> [Your objective]: Using the entries that follow, collect the lines where the word "until" appears.

> [Materials provided]:
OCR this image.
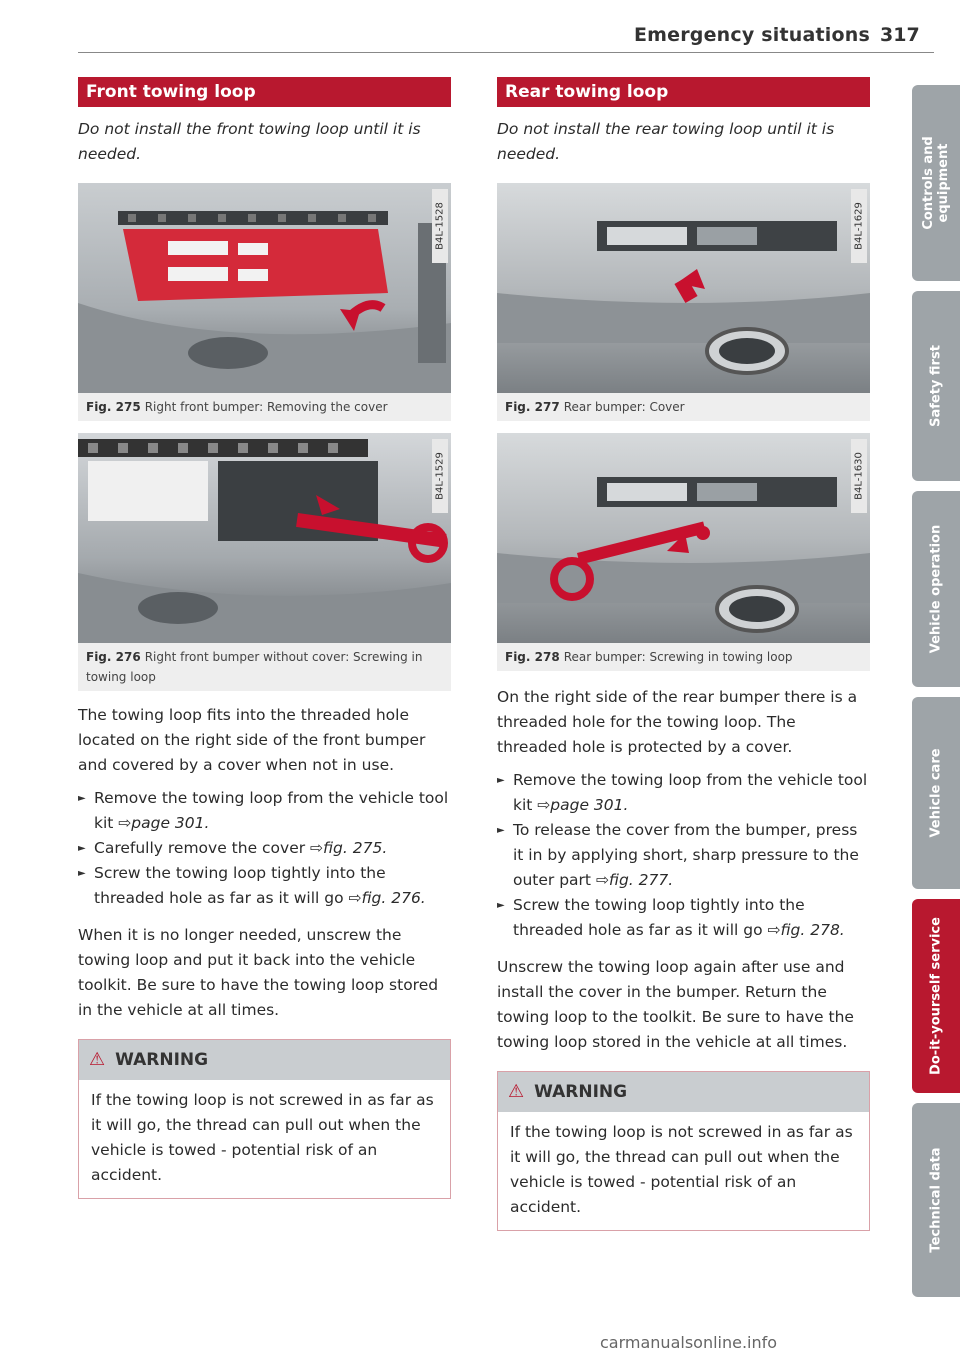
Emergency situations 317
Front towing loop

Do not install the front towing loop until it is needed.

B4L-1528
Fig. 275 Right front bumper: Removing the cover
B4L-1529
Fig. 276 Right front bumper without cover: Screwing in towing loop

The towing loop fits into the threaded hole located on the right side of the front bumper and covered by a cover when not in use.

► Remove the towing loop from the vehicle tool kit ⇨page 301.
► Carefully remove the cover ⇨fig. 275.
► Screw the towing loop tightly into the threaded hole as far as it will go ⇨fig. 276.

When it is no longer needed, unscrew the towing loop and put it back into the vehicle toolkit. Be sure to have the towing loop stored in the vehicle at all times.

⚠ WARNING
If the towing loop is not screwed in as far as it will go, the thread can pull out when the vehicle is towed - potential risk of an accident.
Rear towing loop

Do not install the rear towing loop until it is needed.

B4L-1629
Fig. 277 Rear bumper: Cover
B4L-1630
Fig. 278 Rear bumper: Screwing in towing loop

On the right side of the rear bumper there is a threaded hole for the towing loop. The threaded hole is protected by a cover.

► Remove the towing loop from the vehicle tool kit ⇨page 301.
► To release the cover from the bumper, press it in by applying short, sharp pressure to the outer part ⇨fig. 277.
► Screw the towing loop tightly into the threaded hole as far as it will go ⇨fig. 278.

Unscrew the towing loop again after use and install the cover in the bumper. Return the towing loop to the toolkit. Be sure to have the towing loop stored in the vehicle at all times.

⚠ WARNING
If the towing loop is not screwed in as far as it will go, the thread can pull out when the vehicle is towed - potential risk of an accident.
Controls and equipment
Safety first
Vehicle operation
Vehicle care
Do-it-yourself service
Technical data
carmanualsonline.info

> [Written solution]:
Do not install the front towing loop until it is needed.
Do not install the rear towing loop until it is needed.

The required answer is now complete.